• Problem description: Repeat the whole listing exactly as written.

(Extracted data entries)
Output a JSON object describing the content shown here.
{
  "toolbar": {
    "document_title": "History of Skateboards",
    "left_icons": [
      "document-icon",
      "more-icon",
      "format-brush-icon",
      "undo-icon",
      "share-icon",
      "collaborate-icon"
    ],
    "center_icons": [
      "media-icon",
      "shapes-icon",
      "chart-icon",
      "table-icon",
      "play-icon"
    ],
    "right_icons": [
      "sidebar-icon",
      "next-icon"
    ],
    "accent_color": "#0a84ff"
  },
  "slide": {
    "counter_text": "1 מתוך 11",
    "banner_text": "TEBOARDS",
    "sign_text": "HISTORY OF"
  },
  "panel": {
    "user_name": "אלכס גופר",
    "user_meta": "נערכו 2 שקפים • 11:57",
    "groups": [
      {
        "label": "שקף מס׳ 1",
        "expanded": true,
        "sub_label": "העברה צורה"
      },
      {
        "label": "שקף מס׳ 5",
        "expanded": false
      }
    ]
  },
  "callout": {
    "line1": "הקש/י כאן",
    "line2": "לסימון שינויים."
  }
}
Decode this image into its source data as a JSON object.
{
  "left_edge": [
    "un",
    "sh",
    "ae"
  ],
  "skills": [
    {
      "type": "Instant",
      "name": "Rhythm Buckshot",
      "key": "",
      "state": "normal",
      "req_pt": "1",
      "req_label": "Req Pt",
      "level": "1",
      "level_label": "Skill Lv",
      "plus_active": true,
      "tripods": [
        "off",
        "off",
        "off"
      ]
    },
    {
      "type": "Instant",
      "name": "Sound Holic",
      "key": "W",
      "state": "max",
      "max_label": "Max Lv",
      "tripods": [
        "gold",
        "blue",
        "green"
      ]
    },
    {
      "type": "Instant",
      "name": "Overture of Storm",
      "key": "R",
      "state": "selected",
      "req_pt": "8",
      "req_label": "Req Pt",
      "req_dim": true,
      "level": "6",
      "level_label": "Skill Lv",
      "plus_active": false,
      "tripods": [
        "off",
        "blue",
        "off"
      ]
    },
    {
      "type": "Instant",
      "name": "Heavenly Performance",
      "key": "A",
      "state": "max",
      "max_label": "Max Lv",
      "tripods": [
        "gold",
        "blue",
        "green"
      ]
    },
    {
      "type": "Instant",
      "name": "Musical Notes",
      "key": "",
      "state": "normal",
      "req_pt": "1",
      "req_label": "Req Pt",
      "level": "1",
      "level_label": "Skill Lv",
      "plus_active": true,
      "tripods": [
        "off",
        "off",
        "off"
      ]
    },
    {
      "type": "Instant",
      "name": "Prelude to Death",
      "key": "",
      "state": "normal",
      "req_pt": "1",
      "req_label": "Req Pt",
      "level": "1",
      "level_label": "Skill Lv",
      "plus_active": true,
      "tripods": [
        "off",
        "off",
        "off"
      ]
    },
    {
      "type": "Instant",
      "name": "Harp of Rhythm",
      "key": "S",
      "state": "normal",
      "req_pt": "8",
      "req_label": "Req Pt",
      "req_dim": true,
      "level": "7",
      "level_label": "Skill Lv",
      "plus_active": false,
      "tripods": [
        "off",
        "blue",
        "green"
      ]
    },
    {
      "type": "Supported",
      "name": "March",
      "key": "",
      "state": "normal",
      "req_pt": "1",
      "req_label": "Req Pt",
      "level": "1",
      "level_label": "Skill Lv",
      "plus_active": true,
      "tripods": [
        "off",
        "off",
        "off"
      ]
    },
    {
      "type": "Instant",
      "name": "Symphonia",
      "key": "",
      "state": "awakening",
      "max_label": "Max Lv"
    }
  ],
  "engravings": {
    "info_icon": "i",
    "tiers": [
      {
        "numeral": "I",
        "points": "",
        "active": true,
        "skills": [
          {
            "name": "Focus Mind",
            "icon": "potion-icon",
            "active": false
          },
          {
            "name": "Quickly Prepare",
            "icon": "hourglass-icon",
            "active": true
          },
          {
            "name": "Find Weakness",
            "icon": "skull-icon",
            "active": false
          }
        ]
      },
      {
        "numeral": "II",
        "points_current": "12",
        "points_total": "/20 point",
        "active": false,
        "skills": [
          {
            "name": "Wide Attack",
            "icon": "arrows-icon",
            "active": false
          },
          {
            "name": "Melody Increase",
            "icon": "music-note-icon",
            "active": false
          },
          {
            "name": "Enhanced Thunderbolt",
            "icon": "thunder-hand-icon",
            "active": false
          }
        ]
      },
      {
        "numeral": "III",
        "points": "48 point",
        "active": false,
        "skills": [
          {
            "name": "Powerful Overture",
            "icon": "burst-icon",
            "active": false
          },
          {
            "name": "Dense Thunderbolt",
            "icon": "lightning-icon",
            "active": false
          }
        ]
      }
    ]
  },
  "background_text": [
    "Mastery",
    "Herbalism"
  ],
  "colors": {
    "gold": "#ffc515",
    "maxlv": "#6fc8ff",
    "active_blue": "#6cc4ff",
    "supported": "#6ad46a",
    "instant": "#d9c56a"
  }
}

• Reply:
Output a JSON object describing the content shown here.
{
  "toolbar": {
    "document_title": "History of Skateboards",
    "left_icons": [
      "document-icon",
      "more-icon",
      "format-brush-icon",
      "undo-icon",
      "share-icon",
      "collaborate-icon"
    ],
    "center_icons": [
      "media-icon",
      "shapes-icon",
      "chart-icon",
      "table-icon",
      "play-icon"
    ],
    "right_icons": [
      "sidebar-icon",
      "next-icon"
    ],
    "accent_color": "#0a84ff"
  },
  "slide": {
    "counter_text": "1 מתוך 11",
    "banner_text": "TEBOARDS",
    "sign_text": "HISTORY OF"
  },
  "panel": {
    "user_name": "אלכס גופר",
    "user_meta": "נערכו 2 שקפים • 11:57",
    "groups": [
      {
        "label": "שקף מס׳ 1",
        "expanded": true,
        "sub_label": "העברה צורה"
      },
      {
        "label": "שקף מס׳ 5",
        "expanded": false
      }
    ]
  },
  "callout": {
    "line1": "הקש/י כאן",
    "line2": "לסימון שינויים."
  }
}
Decode this image into its source data as a JSON object.
{
  "left_edge": [
    "un",
    "sh",
    "ae"
  ],
  "skills": [
    {
      "type": "Instant",
      "name": "Rhythm Buckshot",
      "key": "",
      "state": "normal",
      "req_pt": "1",
      "req_label": "Req Pt",
      "level": "1",
      "level_label": "Skill Lv",
      "plus_active": true,
      "tripods": [
        "off",
        "off",
        "off"
      ]
    },
    {
      "type": "Instant",
      "name": "Sound Holic",
      "key": "W",
      "state": "max",
      "max_label": "Max Lv",
      "tripods": [
        "gold",
        "blue",
        "green"
      ]
    },
    {
      "type": "Instant",
      "name": "Overture of Storm",
      "key": "R",
      "state": "selected",
      "req_pt": "8",
      "req_label": "Req Pt",
      "req_dim": true,
      "level": "6",
      "level_label": "Skill Lv",
      "plus_active": false,
      "tripods": [
        "off",
        "blue",
        "off"
      ]
    },
    {
      "type": "Instant",
      "name": "Heavenly Performance",
      "key": "A",
      "state": "max",
      "max_label": "Max Lv",
      "tripods": [
        "gold",
        "blue",
        "green"
      ]
    },
    {
      "type": "Instant",
      "name": "Musical Notes",
      "key": "",
      "state": "normal",
      "req_pt": "1",
      "req_label": "Req Pt",
      "level": "1",
      "level_label": "Skill Lv",
      "plus_active": true,
      "tripods": [
        "off",
        "off",
        "off"
      ]
    },
    {
      "type": "Instant",
      "name": "Prelude to Death",
      "key": "",
      "state": "normal",
      "req_pt": "1",
      "req_label": "Req Pt",
      "level": "1",
      "level_label": "Skill Lv",
      "plus_active": true,
      "tripods": [
        "off",
        "off",
        "off"
      ]
    },
    {
      "type": "Instant",
      "name": "Harp of Rhythm",
      "key": "S",
      "state": "normal",
      "req_pt": "8",
      "req_label": "Req Pt",
      "req_dim": true,
      "level": "7",
      "level_label": "Skill Lv",
      "plus_active": false,
      "tripods": [
        "off",
        "blue",
        "green"
      ]
    },
    {
      "type": "Supported",
      "name": "March",
      "key": "",
      "state": "normal",
      "req_pt": "1",
      "req_label": "Req Pt",
      "level": "1",
      "level_label": "Skill Lv",
      "plus_active": true,
      "tripods": [
        "off",
        "off",
        "off"
      ]
    },
    {
      "type": "Instant",
      "name": "Symphonia",
      "key": "",
      "state": "awakening",
      "max_label": "Max Lv"
    }
  ],
  "engravings": {
    "info_icon": "i",
    "tiers": [
      {
        "numeral": "I",
        "points": "",
        "active": true,
        "skills": [
          {
            "name": "Focus Mind",
            "icon": "potion-icon",
            "active": false
          },
          {
            "name": "Quickly Prepare",
            "icon": "hourglass-icon",
            "active": true
          },
          {
            "name": "Find Weakness",
            "icon": "skull-icon",
            "active": false
          }
        ]
      },
      {
        "numeral": "II",
        "points_current": "12",
        "points_total": "/20 point",
        "active": false,
        "skills": [
          {
            "name": "Wide Attack",
            "icon": "arrows-icon",
            "active": false
          },
          {
            "name": "Melody Increase",
            "icon": "music-note-icon",
            "active": false
          },
          {
            "name": "Enhanced Thunderbolt",
            "icon": "thunder-hand-icon",
            "active": false
          }
        ]
      },
      {
        "numeral": "III",
        "points": "48 point",
        "active": false,
        "skills": [
          {
            "name": "Powerful Overture",
            "icon": "burst-icon",
            "active": false
          },
          {
            "name": "Dense Thunderbolt",
            "icon": "lightning-icon",
            "active": false
          }
        ]
      }
    ]
  },
  "background_text": [
    "Mastery",
    "Herbalism"
  ],
  "colors": {
    "gold": "#ffc515",
    "maxlv": "#6fc8ff",
    "active_blue": "#6cc4ff",
    "supported": "#6ad46a",
    "instant": "#d9c56a"
  }
}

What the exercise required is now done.